Find the lines containing the word "平均坪単価" and copy every one of them.

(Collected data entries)
────────
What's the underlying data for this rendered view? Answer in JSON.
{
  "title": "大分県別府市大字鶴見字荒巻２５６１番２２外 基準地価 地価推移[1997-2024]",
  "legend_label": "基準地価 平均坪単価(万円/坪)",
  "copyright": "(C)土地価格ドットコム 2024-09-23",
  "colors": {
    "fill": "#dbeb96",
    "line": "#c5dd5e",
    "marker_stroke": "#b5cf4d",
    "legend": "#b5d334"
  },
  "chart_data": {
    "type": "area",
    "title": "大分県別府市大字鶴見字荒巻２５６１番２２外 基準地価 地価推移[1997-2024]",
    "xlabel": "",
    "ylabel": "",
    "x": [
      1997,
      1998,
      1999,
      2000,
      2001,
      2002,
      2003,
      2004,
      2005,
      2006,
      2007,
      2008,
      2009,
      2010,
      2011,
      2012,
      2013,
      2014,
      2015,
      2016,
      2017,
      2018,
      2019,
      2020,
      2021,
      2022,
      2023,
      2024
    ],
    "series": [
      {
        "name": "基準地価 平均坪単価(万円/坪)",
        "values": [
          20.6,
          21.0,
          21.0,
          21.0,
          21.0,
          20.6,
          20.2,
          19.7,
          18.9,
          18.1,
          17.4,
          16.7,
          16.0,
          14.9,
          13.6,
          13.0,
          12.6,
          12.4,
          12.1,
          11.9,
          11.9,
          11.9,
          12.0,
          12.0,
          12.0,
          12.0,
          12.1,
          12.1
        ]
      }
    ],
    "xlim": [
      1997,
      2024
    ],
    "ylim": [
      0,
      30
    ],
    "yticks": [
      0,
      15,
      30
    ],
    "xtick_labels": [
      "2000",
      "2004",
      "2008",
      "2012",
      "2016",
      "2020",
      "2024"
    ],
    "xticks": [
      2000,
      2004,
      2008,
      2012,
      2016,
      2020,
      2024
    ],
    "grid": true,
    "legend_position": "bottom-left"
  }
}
────────
— EXERCISE SOLUTION —
  "legend_label": "基準地価 平均坪単価(万円/坪)",
        "name": "基準地価 平均坪単価(万円/坪)",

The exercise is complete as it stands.